[Stored dataset items]
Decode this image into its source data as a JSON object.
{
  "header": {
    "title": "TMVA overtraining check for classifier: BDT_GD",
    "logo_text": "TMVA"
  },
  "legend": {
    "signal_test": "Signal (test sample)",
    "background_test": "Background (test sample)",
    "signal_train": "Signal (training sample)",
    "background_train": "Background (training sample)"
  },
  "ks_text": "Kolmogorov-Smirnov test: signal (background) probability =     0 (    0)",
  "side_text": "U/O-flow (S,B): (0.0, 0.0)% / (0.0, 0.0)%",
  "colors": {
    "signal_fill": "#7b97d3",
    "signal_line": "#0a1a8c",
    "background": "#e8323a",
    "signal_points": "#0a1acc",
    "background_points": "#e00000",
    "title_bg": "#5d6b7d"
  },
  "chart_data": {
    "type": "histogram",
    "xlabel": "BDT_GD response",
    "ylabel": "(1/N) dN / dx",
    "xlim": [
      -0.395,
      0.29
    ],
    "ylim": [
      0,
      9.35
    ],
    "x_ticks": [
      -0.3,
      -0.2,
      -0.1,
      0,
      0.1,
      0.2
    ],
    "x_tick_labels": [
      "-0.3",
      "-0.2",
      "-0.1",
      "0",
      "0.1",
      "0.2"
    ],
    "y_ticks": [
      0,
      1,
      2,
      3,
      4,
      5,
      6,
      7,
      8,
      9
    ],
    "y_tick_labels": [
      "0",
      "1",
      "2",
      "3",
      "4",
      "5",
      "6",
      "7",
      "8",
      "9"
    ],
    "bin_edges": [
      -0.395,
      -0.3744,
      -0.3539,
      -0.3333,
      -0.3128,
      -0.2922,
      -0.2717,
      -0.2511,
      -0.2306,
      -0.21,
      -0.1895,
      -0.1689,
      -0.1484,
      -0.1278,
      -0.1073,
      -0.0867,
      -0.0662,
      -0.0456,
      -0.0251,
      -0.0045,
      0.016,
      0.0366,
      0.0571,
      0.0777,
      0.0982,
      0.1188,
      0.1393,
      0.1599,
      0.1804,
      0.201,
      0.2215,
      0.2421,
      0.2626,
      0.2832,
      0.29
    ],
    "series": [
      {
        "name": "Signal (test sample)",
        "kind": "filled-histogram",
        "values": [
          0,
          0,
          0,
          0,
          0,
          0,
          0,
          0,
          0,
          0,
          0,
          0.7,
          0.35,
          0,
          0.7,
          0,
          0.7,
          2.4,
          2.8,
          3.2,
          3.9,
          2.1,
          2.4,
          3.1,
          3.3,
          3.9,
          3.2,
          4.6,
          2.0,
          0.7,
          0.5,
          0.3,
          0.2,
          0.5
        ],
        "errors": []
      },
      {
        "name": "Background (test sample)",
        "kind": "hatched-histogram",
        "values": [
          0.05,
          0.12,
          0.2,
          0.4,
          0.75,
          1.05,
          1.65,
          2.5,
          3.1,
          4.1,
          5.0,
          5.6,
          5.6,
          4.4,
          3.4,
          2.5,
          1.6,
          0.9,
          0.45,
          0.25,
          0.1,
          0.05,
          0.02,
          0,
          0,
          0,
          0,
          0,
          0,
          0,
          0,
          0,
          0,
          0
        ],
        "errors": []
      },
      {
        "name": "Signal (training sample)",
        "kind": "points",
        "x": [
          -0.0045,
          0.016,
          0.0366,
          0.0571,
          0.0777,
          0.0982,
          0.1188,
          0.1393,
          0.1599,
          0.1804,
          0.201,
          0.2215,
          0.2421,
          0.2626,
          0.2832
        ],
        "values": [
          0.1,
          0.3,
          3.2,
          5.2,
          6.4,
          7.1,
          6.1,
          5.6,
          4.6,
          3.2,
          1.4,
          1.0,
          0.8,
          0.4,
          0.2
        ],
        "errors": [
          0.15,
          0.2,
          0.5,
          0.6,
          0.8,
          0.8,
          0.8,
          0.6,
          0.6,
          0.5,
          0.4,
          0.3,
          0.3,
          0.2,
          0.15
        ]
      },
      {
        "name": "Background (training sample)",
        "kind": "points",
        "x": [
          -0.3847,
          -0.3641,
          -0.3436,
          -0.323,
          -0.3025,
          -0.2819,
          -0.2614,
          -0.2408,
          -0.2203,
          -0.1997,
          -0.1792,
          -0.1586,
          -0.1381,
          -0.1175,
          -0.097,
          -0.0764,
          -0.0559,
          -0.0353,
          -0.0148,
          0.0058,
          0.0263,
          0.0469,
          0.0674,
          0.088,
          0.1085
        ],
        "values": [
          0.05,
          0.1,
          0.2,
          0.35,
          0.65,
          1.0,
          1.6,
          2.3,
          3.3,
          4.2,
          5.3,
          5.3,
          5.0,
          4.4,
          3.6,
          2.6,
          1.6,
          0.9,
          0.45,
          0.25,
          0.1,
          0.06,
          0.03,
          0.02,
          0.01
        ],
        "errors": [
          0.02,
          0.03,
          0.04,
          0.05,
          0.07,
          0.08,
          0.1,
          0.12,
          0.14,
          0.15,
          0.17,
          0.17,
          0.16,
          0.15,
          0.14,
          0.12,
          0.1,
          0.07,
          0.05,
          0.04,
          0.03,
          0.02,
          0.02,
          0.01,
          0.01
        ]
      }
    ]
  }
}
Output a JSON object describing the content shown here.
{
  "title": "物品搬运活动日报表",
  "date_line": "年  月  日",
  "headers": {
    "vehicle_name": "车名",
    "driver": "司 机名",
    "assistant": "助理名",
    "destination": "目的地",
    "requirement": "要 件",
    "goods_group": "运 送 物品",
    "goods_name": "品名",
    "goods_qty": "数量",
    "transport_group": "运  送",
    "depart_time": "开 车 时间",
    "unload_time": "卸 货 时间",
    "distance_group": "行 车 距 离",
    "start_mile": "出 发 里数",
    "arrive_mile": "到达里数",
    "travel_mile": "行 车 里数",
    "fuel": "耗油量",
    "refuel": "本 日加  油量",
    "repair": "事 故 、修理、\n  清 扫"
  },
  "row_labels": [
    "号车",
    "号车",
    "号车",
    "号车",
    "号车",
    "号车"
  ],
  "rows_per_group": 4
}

• Aim of the exercise: From the listing above, find the number of lines with the word "histogram" in them. Answer with the number only.

• Full answer: 3